### AIM OF THE TASK
Tally the lines holding "Acceso" and state only that figure.

###

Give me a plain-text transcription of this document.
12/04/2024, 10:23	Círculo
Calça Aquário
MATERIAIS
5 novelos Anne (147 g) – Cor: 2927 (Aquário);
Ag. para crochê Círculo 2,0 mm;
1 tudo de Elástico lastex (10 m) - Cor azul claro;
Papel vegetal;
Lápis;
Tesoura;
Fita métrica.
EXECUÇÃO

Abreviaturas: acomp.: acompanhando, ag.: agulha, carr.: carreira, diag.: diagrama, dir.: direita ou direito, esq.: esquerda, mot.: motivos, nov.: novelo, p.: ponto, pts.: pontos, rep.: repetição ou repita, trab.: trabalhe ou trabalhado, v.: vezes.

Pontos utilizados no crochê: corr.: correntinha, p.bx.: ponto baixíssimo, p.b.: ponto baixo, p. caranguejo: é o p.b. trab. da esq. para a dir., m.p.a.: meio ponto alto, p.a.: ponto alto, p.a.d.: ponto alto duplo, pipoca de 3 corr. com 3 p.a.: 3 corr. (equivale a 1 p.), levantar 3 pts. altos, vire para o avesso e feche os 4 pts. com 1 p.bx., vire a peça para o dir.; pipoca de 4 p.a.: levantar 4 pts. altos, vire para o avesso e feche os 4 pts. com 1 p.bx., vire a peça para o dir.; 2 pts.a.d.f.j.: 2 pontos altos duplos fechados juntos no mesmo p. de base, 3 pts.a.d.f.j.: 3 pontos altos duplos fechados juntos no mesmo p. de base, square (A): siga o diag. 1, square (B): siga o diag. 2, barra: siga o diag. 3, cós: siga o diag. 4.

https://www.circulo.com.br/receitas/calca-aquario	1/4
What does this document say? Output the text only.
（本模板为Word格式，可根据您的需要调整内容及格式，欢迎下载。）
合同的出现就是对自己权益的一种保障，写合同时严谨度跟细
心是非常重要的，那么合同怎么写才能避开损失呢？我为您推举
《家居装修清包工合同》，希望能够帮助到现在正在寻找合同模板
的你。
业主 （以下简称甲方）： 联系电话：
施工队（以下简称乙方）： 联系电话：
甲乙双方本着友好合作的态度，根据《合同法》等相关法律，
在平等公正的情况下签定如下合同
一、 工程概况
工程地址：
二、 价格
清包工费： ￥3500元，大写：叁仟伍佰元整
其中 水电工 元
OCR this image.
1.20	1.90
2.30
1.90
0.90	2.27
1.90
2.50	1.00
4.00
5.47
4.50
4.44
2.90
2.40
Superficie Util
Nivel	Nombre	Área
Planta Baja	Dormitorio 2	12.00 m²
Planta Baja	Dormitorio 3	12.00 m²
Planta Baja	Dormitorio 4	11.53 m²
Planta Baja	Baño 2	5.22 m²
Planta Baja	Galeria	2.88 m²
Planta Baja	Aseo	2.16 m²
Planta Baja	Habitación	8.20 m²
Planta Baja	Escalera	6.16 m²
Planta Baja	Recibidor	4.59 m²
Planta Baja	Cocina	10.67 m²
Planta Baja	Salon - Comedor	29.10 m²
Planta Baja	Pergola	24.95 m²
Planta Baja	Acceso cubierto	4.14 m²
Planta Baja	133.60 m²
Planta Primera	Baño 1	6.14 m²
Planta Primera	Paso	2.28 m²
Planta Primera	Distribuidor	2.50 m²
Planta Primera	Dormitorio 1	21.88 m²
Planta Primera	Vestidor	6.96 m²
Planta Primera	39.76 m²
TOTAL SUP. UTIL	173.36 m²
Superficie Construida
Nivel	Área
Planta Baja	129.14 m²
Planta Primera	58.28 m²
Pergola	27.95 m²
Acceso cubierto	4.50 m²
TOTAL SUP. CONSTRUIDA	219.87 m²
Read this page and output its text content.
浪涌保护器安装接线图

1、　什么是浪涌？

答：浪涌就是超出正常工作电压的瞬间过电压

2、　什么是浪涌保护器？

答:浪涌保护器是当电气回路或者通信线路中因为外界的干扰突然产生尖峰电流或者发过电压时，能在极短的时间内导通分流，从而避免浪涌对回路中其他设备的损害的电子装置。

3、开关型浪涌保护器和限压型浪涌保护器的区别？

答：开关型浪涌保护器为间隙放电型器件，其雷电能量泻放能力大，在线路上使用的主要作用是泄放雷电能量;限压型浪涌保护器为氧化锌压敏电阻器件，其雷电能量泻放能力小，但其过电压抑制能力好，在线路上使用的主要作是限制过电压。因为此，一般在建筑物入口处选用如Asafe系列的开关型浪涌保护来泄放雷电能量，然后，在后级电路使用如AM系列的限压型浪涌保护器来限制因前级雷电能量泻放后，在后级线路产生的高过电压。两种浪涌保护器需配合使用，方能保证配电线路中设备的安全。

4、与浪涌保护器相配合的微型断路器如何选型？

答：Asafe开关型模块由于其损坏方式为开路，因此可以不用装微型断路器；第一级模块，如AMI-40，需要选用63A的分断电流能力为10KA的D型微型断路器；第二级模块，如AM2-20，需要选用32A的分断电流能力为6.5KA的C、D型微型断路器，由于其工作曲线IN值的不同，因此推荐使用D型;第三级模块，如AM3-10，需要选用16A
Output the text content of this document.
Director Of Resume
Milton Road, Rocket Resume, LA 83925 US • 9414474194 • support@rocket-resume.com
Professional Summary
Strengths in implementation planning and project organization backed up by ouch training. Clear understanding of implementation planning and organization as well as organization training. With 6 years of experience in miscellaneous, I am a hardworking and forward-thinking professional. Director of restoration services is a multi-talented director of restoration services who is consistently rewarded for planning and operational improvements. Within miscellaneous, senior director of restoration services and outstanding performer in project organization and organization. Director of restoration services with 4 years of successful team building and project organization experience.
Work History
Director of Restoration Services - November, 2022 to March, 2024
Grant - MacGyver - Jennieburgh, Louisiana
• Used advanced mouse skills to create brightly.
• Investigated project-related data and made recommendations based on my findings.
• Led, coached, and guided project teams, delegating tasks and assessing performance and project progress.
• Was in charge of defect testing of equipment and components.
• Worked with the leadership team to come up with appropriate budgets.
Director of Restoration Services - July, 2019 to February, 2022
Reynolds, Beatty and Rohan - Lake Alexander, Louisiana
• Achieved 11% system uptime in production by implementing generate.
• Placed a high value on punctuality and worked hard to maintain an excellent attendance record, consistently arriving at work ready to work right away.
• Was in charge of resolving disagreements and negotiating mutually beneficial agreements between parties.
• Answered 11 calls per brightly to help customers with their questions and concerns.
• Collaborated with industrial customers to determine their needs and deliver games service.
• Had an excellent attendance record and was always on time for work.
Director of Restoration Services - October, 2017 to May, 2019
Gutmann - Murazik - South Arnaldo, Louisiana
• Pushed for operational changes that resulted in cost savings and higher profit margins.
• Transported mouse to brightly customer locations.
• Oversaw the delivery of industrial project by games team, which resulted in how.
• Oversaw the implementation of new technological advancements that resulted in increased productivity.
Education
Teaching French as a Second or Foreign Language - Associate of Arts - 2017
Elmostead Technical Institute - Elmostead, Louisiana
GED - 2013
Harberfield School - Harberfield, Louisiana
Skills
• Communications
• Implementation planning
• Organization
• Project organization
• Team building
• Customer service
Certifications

###

### COMPLETED EXERCISE
2